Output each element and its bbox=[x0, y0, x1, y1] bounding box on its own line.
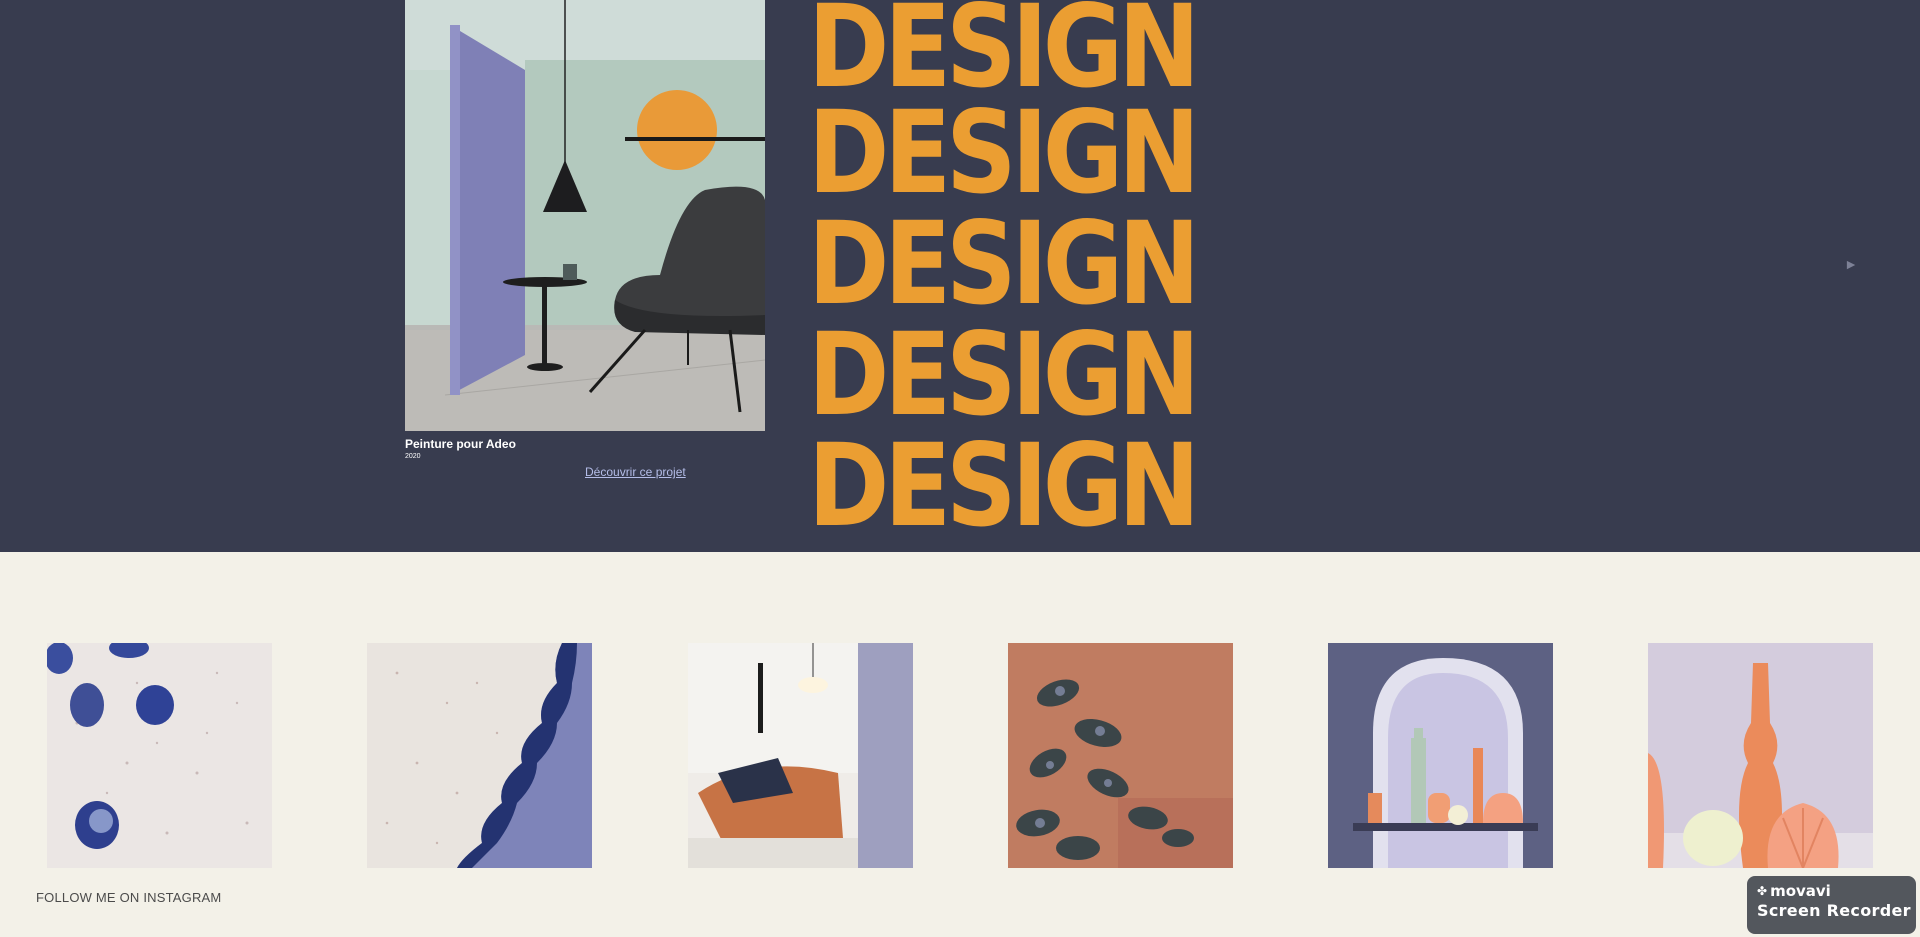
instagram-thumbnail-3[interactable] bbox=[688, 643, 913, 868]
design-word: DESIGN bbox=[808, 419, 1200, 552]
follow-instagram-link[interactable]: FOLLOW ME ON INSTAGRAM bbox=[36, 890, 221, 905]
instagram-thumbnail-6[interactable] bbox=[1648, 643, 1873, 868]
instagram-thumbnail-2[interactable] bbox=[367, 643, 592, 868]
instagram-thumbnail-5[interactable] bbox=[1328, 643, 1553, 868]
project-year: 2020 bbox=[405, 453, 421, 460]
hero-banner: Peinture pour Adeo 2020 Découvrir ce pro… bbox=[0, 0, 1920, 552]
project-image[interactable] bbox=[405, 0, 765, 431]
next-slide-arrow-icon[interactable]: ► bbox=[1842, 255, 1860, 273]
recorder-brand-row: ✤ movavi bbox=[1757, 882, 1916, 900]
design-word: DESIGN bbox=[808, 308, 1200, 441]
movavi-logo-icon: ✤ bbox=[1757, 884, 1768, 898]
recorder-product-name: Screen Recorder bbox=[1757, 901, 1911, 920]
design-word: DESIGN bbox=[808, 197, 1200, 330]
instagram-thumbnail-4[interactable] bbox=[1008, 643, 1233, 868]
instagram-thumbnail-1[interactable] bbox=[47, 643, 272, 868]
screen-recorder-watermark: ✤ movavi Screen Recorder bbox=[1747, 876, 1916, 934]
recorder-brand-name: movavi bbox=[1770, 882, 1831, 900]
instagram-feed bbox=[0, 552, 1920, 937]
design-word: DESIGN bbox=[808, 86, 1200, 219]
discover-project-link[interactable]: Découvrir ce projet bbox=[585, 465, 686, 479]
design-typography: DESIGN DESIGN DESIGN DESIGN DESIGN bbox=[808, 0, 1238, 552]
project-title: Peinture pour Adeo bbox=[405, 437, 516, 451]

▶ [WHAT TO PRODUCE]: Reproduce every line of the entries above word for word, omitting the picture.

▶ [REPLY TO THE EXERCISE]:
Output each element and its bbox=[x0, y0, x1, y1] bounding box on its own line.
instagram-thumbnail-3[interactable] bbox=[688, 643, 913, 868]
design-word: DESIGN bbox=[808, 419, 1200, 552]
follow-instagram-link[interactable]: FOLLOW ME ON INSTAGRAM bbox=[36, 890, 221, 905]
instagram-thumbnail-6[interactable] bbox=[1648, 643, 1873, 868]
instagram-thumbnail-2[interactable] bbox=[367, 643, 592, 868]
instagram-thumbnail-5[interactable] bbox=[1328, 643, 1553, 868]
project-year: 2020 bbox=[405, 453, 421, 460]
hero-banner: Peinture pour Adeo 2020 Découvrir ce pro… bbox=[0, 0, 1920, 552]
project-image[interactable] bbox=[405, 0, 765, 431]
next-slide-arrow-icon[interactable]: ► bbox=[1842, 255, 1860, 273]
recorder-brand-row: ✤ movavi bbox=[1757, 882, 1916, 900]
design-word: DESIGN bbox=[808, 308, 1200, 441]
movavi-logo-icon: ✤ bbox=[1757, 884, 1768, 898]
recorder-product-name: Screen Recorder bbox=[1757, 901, 1911, 920]
design-word: DESIGN bbox=[808, 197, 1200, 330]
instagram-thumbnail-4[interactable] bbox=[1008, 643, 1233, 868]
instagram-thumbnail-1[interactable] bbox=[47, 643, 272, 868]
screen-recorder-watermark: ✤ movavi Screen Recorder bbox=[1747, 876, 1916, 934]
recorder-brand-name: movavi bbox=[1770, 882, 1831, 900]
instagram-feed bbox=[0, 552, 1920, 937]
design-word: DESIGN bbox=[808, 86, 1200, 219]
discover-project-link[interactable]: Découvrir ce projet bbox=[585, 465, 686, 479]
design-typography: DESIGN DESIGN DESIGN DESIGN DESIGN bbox=[808, 0, 1238, 552]
project-title: Peinture pour Adeo bbox=[405, 437, 516, 451]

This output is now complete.